BRIEF: Extract all lines containing "content".

EXERCISE MATERIAL:
----------

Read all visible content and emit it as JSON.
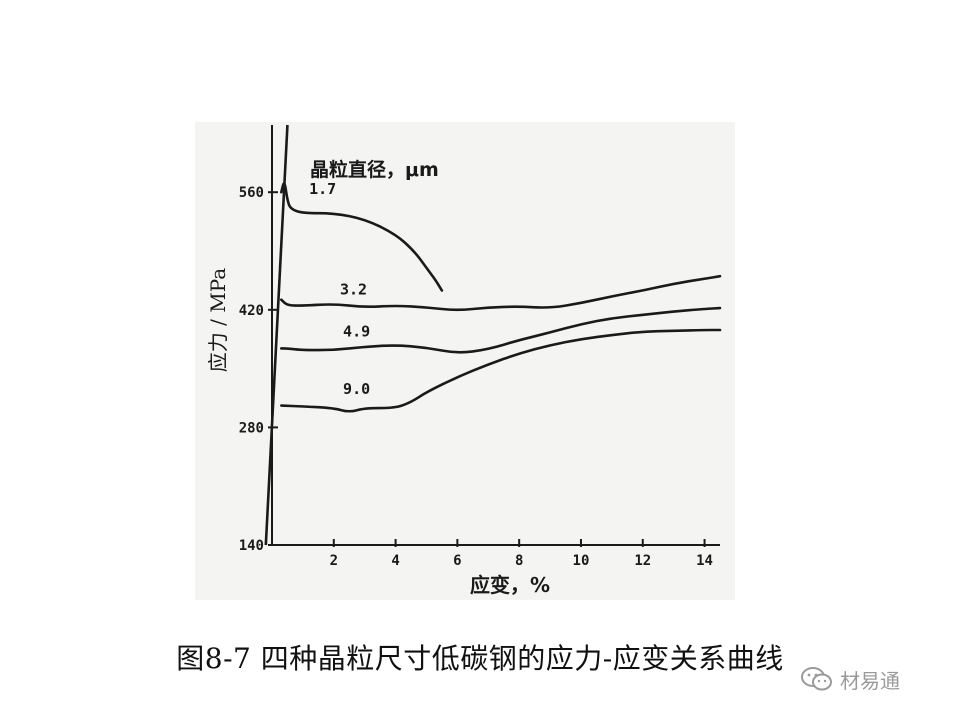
{
  "chart_data": {
    "type": "line",
    "title": "",
    "ylabel": "应力 / MPa",
    "xlabel": "应变，%",
    "legend_title": "晶粒直径，μm",
    "xlim": [
      0,
      14.5
    ],
    "ylim": [
      140,
      640
    ],
    "x_ticks": [
      2,
      4,
      6,
      8,
      10,
      12,
      14
    ],
    "x_tick_labels": [
      "2",
      "4",
      "6",
      "8",
      "10",
      "12",
      "14"
    ],
    "y_ticks": [
      140,
      280,
      420,
      560
    ],
    "y_tick_labels": [
      "140",
      "280",
      "420",
      "560"
    ],
    "grid": false,
    "series": [
      {
        "name": "1.7",
        "x": [
          0.3,
          0.4,
          0.5,
          0.6,
          1.0,
          2.0,
          3.0,
          4.0,
          4.6,
          5.0,
          5.3,
          5.5
        ],
        "y": [
          560,
          575,
          550,
          540,
          535,
          535,
          528,
          510,
          490,
          470,
          455,
          443
        ]
      },
      {
        "name": "3.2",
        "x": [
          0.3,
          0.5,
          1,
          2,
          3,
          4,
          5,
          6,
          7,
          8,
          9,
          10,
          11,
          12,
          13,
          14,
          14.5
        ],
        "y": [
          432,
          425,
          425,
          427,
          423,
          425,
          423,
          419,
          423,
          424,
          422,
          428,
          436,
          443,
          451,
          457,
          460
        ]
      },
      {
        "name": "4.9",
        "x": [
          0.3,
          0.5,
          1,
          2,
          3,
          4,
          5,
          6,
          7,
          8,
          9,
          10,
          11,
          12,
          13,
          14,
          14.5
        ],
        "y": [
          374,
          374,
          372,
          372,
          376,
          378,
          375,
          368,
          373,
          384,
          393,
          403,
          410,
          414,
          418,
          421,
          422
        ]
      },
      {
        "name": "9.0",
        "x": [
          0.3,
          1,
          2,
          2.5,
          3,
          4,
          4.5,
          5,
          6,
          7,
          8,
          9,
          10,
          11,
          12,
          13,
          14,
          14.5
        ],
        "y": [
          306,
          305,
          303,
          298,
          303,
          303,
          310,
          322,
          340,
          355,
          368,
          378,
          385,
          390,
          394,
          395,
          396,
          396
        ]
      }
    ],
    "elastic_line": {
      "x": [
        -0.2,
        0.5
      ],
      "y": [
        140,
        640
      ]
    }
  },
  "caption": "图8-7  四种晶粒尺寸低碳钢的应力-应变关系曲线",
  "watermark": {
    "text": "材易通",
    "icon": "wechat-icon"
  },
  "colors": {
    "ink": "#1a1a1a",
    "scan_bg": "#f4f4f2",
    "watermark": "#9a9a9a"
  }
}
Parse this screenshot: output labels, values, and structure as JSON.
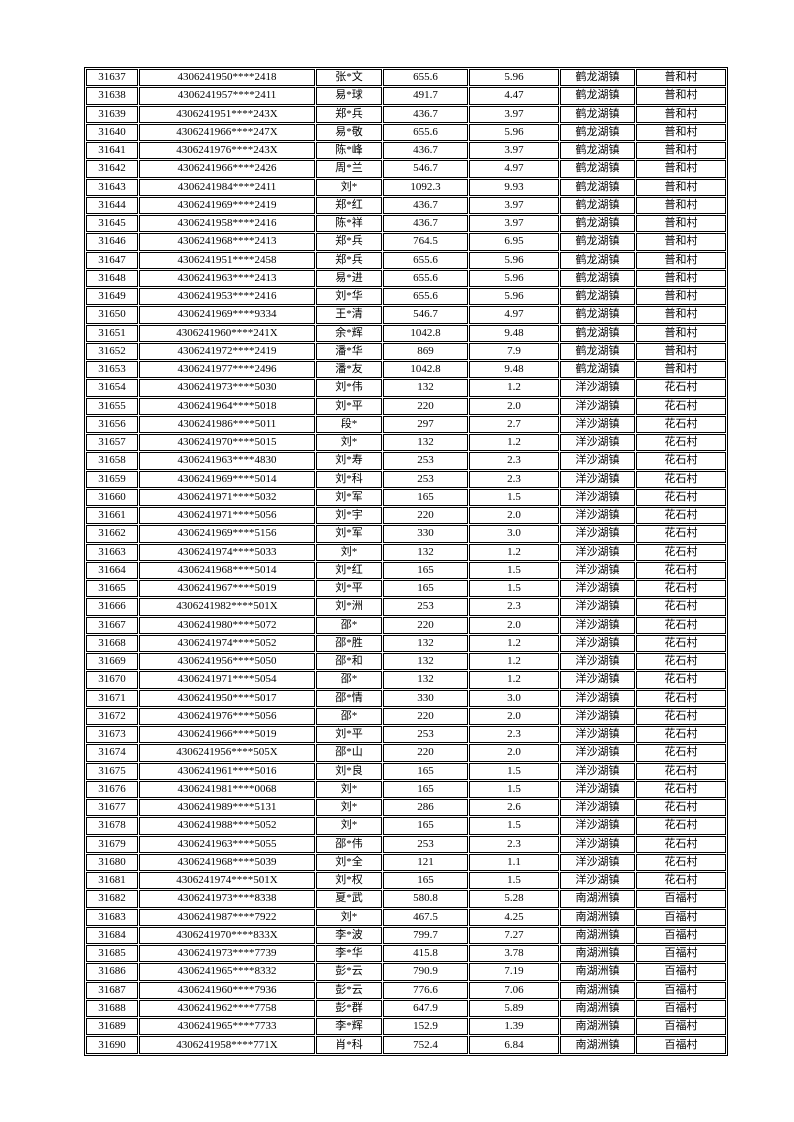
{
  "page": {
    "background_color": "#ffffff",
    "text_color": "#000000",
    "border_color": "#000000"
  },
  "table": {
    "column_roles": [
      "row-number",
      "masked-id-number",
      "masked-name",
      "value-1",
      "value-2",
      "town",
      "village"
    ],
    "rows": [
      [
        "31637",
        "4306241950****2418",
        "张*文",
        "655.6",
        "5.96",
        "鹤龙湖镇",
        "普和村"
      ],
      [
        "31638",
        "4306241957****2411",
        "易*球",
        "491.7",
        "4.47",
        "鹤龙湖镇",
        "普和村"
      ],
      [
        "31639",
        "4306241951****243X",
        "郑*兵",
        "436.7",
        "3.97",
        "鹤龙湖镇",
        "普和村"
      ],
      [
        "31640",
        "4306241966****247X",
        "易*敬",
        "655.6",
        "5.96",
        "鹤龙湖镇",
        "普和村"
      ],
      [
        "31641",
        "4306241976****243X",
        "陈*峰",
        "436.7",
        "3.97",
        "鹤龙湖镇",
        "普和村"
      ],
      [
        "31642",
        "4306241966****2426",
        "周*兰",
        "546.7",
        "4.97",
        "鹤龙湖镇",
        "普和村"
      ],
      [
        "31643",
        "4306241984****2411",
        "刘*",
        "1092.3",
        "9.93",
        "鹤龙湖镇",
        "普和村"
      ],
      [
        "31644",
        "4306241969****2419",
        "郑*红",
        "436.7",
        "3.97",
        "鹤龙湖镇",
        "普和村"
      ],
      [
        "31645",
        "4306241958****2416",
        "陈*祥",
        "436.7",
        "3.97",
        "鹤龙湖镇",
        "普和村"
      ],
      [
        "31646",
        "4306241968****2413",
        "郑*兵",
        "764.5",
        "6.95",
        "鹤龙湖镇",
        "普和村"
      ],
      [
        "31647",
        "4306241951****2458",
        "郑*兵",
        "655.6",
        "5.96",
        "鹤龙湖镇",
        "普和村"
      ],
      [
        "31648",
        "4306241963****2413",
        "易*进",
        "655.6",
        "5.96",
        "鹤龙湖镇",
        "普和村"
      ],
      [
        "31649",
        "4306241953****2416",
        "刘*华",
        "655.6",
        "5.96",
        "鹤龙湖镇",
        "普和村"
      ],
      [
        "31650",
        "4306241969****9334",
        "王*清",
        "546.7",
        "4.97",
        "鹤龙湖镇",
        "普和村"
      ],
      [
        "31651",
        "4306241960****241X",
        "余*辉",
        "1042.8",
        "9.48",
        "鹤龙湖镇",
        "普和村"
      ],
      [
        "31652",
        "4306241972****2419",
        "潘*华",
        "869",
        "7.9",
        "鹤龙湖镇",
        "普和村"
      ],
      [
        "31653",
        "4306241977****2496",
        "潘*友",
        "1042.8",
        "9.48",
        "鹤龙湖镇",
        "普和村"
      ],
      [
        "31654",
        "4306241973****5030",
        "刘*伟",
        "132",
        "1.2",
        "洋沙湖镇",
        "花石村"
      ],
      [
        "31655",
        "4306241964****5018",
        "刘*平",
        "220",
        "2.0",
        "洋沙湖镇",
        "花石村"
      ],
      [
        "31656",
        "4306241986****5011",
        "段*",
        "297",
        "2.7",
        "洋沙湖镇",
        "花石村"
      ],
      [
        "31657",
        "4306241970****5015",
        "刘*",
        "132",
        "1.2",
        "洋沙湖镇",
        "花石村"
      ],
      [
        "31658",
        "4306241963****4830",
        "刘*寿",
        "253",
        "2.3",
        "洋沙湖镇",
        "花石村"
      ],
      [
        "31659",
        "4306241969****5014",
        "刘*科",
        "253",
        "2.3",
        "洋沙湖镇",
        "花石村"
      ],
      [
        "31660",
        "4306241971****5032",
        "刘*军",
        "165",
        "1.5",
        "洋沙湖镇",
        "花石村"
      ],
      [
        "31661",
        "4306241971****5056",
        "刘*宇",
        "220",
        "2.0",
        "洋沙湖镇",
        "花石村"
      ],
      [
        "31662",
        "4306241969****5156",
        "刘*军",
        "330",
        "3.0",
        "洋沙湖镇",
        "花石村"
      ],
      [
        "31663",
        "4306241974****5033",
        "刘*",
        "132",
        "1.2",
        "洋沙湖镇",
        "花石村"
      ],
      [
        "31664",
        "4306241968****5014",
        "刘*红",
        "165",
        "1.5",
        "洋沙湖镇",
        "花石村"
      ],
      [
        "31665",
        "4306241967****5019",
        "刘*平",
        "165",
        "1.5",
        "洋沙湖镇",
        "花石村"
      ],
      [
        "31666",
        "4306241982****501X",
        "刘*洲",
        "253",
        "2.3",
        "洋沙湖镇",
        "花石村"
      ],
      [
        "31667",
        "4306241980****5072",
        "邵*",
        "220",
        "2.0",
        "洋沙湖镇",
        "花石村"
      ],
      [
        "31668",
        "4306241974****5052",
        "邵*胜",
        "132",
        "1.2",
        "洋沙湖镇",
        "花石村"
      ],
      [
        "31669",
        "4306241956****5050",
        "邵*和",
        "132",
        "1.2",
        "洋沙湖镇",
        "花石村"
      ],
      [
        "31670",
        "4306241971****5054",
        "邵*",
        "132",
        "1.2",
        "洋沙湖镇",
        "花石村"
      ],
      [
        "31671",
        "4306241950****5017",
        "邵*情",
        "330",
        "3.0",
        "洋沙湖镇",
        "花石村"
      ],
      [
        "31672",
        "4306241976****5056",
        "邵*",
        "220",
        "2.0",
        "洋沙湖镇",
        "花石村"
      ],
      [
        "31673",
        "4306241966****5019",
        "刘*平",
        "253",
        "2.3",
        "洋沙湖镇",
        "花石村"
      ],
      [
        "31674",
        "4306241956****505X",
        "邵*山",
        "220",
        "2.0",
        "洋沙湖镇",
        "花石村"
      ],
      [
        "31675",
        "4306241961****5016",
        "刘*良",
        "165",
        "1.5",
        "洋沙湖镇",
        "花石村"
      ],
      [
        "31676",
        "4306241981****0068",
        "刘*",
        "165",
        "1.5",
        "洋沙湖镇",
        "花石村"
      ],
      [
        "31677",
        "4306241989****5131",
        "刘*",
        "286",
        "2.6",
        "洋沙湖镇",
        "花石村"
      ],
      [
        "31678",
        "4306241988****5052",
        "刘*",
        "165",
        "1.5",
        "洋沙湖镇",
        "花石村"
      ],
      [
        "31679",
        "4306241963****5055",
        "邵*伟",
        "253",
        "2.3",
        "洋沙湖镇",
        "花石村"
      ],
      [
        "31680",
        "4306241968****5039",
        "刘*全",
        "121",
        "1.1",
        "洋沙湖镇",
        "花石村"
      ],
      [
        "31681",
        "4306241974****501X",
        "刘*权",
        "165",
        "1.5",
        "洋沙湖镇",
        "花石村"
      ],
      [
        "31682",
        "4306241973****8338",
        "夏*武",
        "580.8",
        "5.28",
        "南湖洲镇",
        "百福村"
      ],
      [
        "31683",
        "4306241987****7922",
        "刘*",
        "467.5",
        "4.25",
        "南湖洲镇",
        "百福村"
      ],
      [
        "31684",
        "4306241970****833X",
        "李*波",
        "799.7",
        "7.27",
        "南湖洲镇",
        "百福村"
      ],
      [
        "31685",
        "4306241973****7739",
        "李*华",
        "415.8",
        "3.78",
        "南湖洲镇",
        "百福村"
      ],
      [
        "31686",
        "4306241965****8332",
        "彭*云",
        "790.9",
        "7.19",
        "南湖洲镇",
        "百福村"
      ],
      [
        "31687",
        "4306241960****7936",
        "彭*云",
        "776.6",
        "7.06",
        "南湖洲镇",
        "百福村"
      ],
      [
        "31688",
        "4306241962****7758",
        "彭*群",
        "647.9",
        "5.89",
        "南湖洲镇",
        "百福村"
      ],
      [
        "31689",
        "4306241965****7733",
        "李*辉",
        "152.9",
        "1.39",
        "南湖洲镇",
        "百福村"
      ],
      [
        "31690",
        "4306241958****771X",
        "肖*科",
        "752.4",
        "6.84",
        "南湖洲镇",
        "百福村"
      ]
    ]
  }
}
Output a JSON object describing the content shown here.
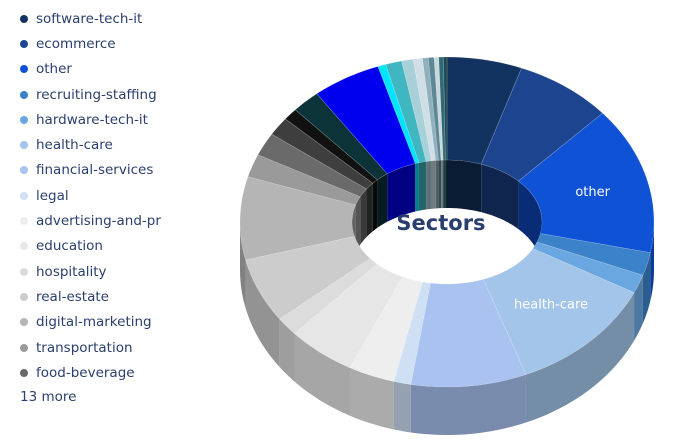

----------

OUTPUT OF THE TASK:
Read all visible content and emit it as JSON.
Output a JSON object describing the content shown here.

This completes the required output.